Work to be completed:
Locate every line below that contains the word "Platinum" and copy it.

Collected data
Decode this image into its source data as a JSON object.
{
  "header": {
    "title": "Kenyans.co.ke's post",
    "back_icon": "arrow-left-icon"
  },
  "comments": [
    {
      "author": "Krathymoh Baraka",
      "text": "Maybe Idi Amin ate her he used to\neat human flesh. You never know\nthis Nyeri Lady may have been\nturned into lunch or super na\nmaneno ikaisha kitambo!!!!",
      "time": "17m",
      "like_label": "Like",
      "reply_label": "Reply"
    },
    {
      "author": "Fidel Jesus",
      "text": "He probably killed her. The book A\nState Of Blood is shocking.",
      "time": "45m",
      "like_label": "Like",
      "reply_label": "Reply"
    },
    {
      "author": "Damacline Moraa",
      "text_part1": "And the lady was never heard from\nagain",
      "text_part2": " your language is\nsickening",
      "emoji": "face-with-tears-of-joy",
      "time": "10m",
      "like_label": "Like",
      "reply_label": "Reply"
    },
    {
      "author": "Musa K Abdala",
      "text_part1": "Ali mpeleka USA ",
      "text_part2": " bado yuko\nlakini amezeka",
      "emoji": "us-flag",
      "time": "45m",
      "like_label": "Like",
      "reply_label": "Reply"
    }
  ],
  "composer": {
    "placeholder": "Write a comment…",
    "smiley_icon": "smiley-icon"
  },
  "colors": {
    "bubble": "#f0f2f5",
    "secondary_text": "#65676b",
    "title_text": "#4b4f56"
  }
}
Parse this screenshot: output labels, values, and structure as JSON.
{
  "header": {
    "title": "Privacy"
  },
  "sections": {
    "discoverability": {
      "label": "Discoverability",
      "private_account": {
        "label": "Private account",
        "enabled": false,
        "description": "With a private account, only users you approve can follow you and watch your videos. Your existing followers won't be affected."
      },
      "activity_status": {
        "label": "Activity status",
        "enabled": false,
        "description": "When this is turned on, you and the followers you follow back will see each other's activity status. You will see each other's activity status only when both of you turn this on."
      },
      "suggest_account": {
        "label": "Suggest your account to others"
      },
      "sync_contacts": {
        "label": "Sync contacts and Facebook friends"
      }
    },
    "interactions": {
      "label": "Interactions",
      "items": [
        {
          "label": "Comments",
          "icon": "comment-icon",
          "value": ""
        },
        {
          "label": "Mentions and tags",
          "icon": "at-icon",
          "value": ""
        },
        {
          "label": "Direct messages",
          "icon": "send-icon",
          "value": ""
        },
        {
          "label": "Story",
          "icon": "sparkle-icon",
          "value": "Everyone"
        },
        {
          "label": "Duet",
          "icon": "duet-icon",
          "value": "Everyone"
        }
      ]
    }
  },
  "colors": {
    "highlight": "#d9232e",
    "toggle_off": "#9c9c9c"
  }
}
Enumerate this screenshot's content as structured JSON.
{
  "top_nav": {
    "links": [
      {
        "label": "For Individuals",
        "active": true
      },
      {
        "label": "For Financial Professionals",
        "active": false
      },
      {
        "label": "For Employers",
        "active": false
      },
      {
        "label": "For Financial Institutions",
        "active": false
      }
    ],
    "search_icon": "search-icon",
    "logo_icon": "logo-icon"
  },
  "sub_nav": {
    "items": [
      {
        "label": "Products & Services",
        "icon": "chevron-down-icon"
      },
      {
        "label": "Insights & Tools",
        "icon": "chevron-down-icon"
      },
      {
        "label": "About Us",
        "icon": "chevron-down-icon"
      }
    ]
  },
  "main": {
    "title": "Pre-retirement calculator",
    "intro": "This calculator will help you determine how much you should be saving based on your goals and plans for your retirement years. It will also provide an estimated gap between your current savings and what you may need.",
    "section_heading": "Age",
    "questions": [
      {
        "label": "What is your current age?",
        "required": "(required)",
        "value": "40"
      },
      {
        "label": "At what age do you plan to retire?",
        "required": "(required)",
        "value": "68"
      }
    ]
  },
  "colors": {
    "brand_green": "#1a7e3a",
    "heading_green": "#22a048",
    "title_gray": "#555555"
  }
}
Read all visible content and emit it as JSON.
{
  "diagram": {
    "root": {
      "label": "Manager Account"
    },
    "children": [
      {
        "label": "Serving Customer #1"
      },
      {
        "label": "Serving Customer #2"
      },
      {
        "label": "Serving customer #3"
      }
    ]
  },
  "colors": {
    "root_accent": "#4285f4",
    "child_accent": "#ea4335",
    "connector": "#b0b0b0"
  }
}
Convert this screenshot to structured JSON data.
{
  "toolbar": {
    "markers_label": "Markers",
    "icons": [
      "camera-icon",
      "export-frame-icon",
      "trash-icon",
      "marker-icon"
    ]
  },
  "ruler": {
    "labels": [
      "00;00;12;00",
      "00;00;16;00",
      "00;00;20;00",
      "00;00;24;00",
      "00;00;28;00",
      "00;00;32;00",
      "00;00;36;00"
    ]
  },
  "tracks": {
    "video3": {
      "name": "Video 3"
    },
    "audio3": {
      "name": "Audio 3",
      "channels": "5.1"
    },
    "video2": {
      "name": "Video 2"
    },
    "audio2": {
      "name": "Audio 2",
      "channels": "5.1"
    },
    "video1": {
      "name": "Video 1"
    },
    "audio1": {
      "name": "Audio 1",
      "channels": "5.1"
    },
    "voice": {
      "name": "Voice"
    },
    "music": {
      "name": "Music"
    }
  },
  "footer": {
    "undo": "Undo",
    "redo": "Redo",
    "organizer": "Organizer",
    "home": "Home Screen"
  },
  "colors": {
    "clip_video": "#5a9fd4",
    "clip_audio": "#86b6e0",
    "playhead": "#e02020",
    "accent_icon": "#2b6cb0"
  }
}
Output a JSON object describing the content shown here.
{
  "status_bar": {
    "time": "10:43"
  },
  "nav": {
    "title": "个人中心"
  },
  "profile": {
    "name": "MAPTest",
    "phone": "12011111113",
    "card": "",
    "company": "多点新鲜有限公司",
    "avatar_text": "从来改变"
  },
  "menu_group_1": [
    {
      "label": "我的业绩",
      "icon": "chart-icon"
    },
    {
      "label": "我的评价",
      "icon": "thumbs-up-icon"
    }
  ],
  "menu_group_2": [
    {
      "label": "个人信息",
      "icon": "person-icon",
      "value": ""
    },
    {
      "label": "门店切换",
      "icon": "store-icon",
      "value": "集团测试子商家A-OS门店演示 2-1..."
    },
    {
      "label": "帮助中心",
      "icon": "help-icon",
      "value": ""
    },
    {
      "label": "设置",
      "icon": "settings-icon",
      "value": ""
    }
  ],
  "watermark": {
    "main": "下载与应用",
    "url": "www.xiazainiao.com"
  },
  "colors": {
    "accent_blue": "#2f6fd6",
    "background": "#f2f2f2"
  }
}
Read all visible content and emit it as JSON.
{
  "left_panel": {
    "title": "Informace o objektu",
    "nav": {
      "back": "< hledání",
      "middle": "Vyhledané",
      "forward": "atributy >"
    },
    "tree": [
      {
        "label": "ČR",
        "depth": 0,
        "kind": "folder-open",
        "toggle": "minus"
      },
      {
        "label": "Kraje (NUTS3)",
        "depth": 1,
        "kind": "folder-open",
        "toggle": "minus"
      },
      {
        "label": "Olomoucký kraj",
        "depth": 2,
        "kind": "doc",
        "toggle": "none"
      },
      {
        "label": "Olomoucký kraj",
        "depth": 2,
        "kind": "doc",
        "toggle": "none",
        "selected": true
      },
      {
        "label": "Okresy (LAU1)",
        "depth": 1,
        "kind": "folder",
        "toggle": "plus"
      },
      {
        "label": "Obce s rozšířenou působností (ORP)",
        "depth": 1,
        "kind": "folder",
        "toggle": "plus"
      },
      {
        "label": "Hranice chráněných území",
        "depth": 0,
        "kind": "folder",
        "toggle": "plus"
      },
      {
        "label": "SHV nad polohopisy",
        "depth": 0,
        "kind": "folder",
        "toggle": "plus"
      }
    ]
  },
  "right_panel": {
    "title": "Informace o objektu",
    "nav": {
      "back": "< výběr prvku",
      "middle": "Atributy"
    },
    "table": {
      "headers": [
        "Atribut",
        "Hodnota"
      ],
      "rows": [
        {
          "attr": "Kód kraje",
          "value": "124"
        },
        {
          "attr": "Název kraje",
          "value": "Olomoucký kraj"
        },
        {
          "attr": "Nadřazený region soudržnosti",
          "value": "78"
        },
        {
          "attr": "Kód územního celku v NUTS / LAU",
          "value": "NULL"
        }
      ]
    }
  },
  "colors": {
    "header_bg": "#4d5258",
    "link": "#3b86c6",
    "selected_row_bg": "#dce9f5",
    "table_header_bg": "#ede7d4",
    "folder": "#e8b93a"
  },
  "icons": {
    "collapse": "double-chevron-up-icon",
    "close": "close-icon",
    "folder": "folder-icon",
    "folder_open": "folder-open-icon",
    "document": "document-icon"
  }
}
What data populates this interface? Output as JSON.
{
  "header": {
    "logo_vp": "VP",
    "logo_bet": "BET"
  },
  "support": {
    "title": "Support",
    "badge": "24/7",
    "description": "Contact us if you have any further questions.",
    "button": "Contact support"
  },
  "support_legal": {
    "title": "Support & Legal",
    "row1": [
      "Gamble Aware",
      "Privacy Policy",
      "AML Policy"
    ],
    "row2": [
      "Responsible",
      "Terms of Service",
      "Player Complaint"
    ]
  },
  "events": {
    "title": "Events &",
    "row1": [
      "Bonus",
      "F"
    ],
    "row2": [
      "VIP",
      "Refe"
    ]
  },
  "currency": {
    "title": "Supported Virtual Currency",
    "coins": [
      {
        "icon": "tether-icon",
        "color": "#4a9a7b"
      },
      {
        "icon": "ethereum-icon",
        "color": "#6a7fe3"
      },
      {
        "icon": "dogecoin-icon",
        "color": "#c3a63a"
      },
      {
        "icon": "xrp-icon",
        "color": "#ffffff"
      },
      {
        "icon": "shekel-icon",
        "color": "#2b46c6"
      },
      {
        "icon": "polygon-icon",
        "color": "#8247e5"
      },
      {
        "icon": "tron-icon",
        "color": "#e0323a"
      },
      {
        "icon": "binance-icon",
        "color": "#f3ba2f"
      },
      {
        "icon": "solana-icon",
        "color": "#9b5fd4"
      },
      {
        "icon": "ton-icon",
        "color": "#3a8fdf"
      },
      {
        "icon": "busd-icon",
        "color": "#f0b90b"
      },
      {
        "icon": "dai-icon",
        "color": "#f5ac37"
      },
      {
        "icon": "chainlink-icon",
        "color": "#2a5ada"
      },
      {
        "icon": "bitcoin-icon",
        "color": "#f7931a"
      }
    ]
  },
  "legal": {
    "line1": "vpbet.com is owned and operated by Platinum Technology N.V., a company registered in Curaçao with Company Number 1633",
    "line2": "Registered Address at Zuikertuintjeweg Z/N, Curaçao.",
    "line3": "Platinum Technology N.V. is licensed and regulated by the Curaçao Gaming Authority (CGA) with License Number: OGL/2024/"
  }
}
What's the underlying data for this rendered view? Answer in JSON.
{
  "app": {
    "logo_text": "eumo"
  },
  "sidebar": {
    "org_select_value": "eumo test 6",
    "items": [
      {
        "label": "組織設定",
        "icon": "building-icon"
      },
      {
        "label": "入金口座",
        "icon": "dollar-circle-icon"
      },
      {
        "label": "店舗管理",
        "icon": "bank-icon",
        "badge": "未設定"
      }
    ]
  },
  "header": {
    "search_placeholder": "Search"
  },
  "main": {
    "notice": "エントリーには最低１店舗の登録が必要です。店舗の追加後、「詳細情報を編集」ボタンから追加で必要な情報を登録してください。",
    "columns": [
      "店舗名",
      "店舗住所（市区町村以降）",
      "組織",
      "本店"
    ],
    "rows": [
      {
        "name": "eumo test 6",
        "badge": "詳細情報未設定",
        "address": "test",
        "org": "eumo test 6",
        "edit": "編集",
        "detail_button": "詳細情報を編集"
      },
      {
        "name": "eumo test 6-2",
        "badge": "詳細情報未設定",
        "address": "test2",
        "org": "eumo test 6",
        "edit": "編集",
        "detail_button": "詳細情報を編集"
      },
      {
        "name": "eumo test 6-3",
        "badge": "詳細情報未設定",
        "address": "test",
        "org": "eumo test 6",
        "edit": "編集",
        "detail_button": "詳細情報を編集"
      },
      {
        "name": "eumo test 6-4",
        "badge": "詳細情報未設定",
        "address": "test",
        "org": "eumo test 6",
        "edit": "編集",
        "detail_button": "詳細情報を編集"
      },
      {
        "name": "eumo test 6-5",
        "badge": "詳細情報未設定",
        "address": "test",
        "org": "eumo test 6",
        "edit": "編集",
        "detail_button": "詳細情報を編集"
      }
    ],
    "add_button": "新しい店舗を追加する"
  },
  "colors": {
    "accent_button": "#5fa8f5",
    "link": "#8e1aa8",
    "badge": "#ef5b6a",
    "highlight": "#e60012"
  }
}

Correct output:
    "line1": "vpbet.com is owned and operated by Platinum Technology N.V., a company registered in Curaçao with Company Number 1633",
    "line3": "Platinum Technology N.V. is licensed and regulated by the Curaçao Gaming Authority (CGA) with License Number: OGL/2024/"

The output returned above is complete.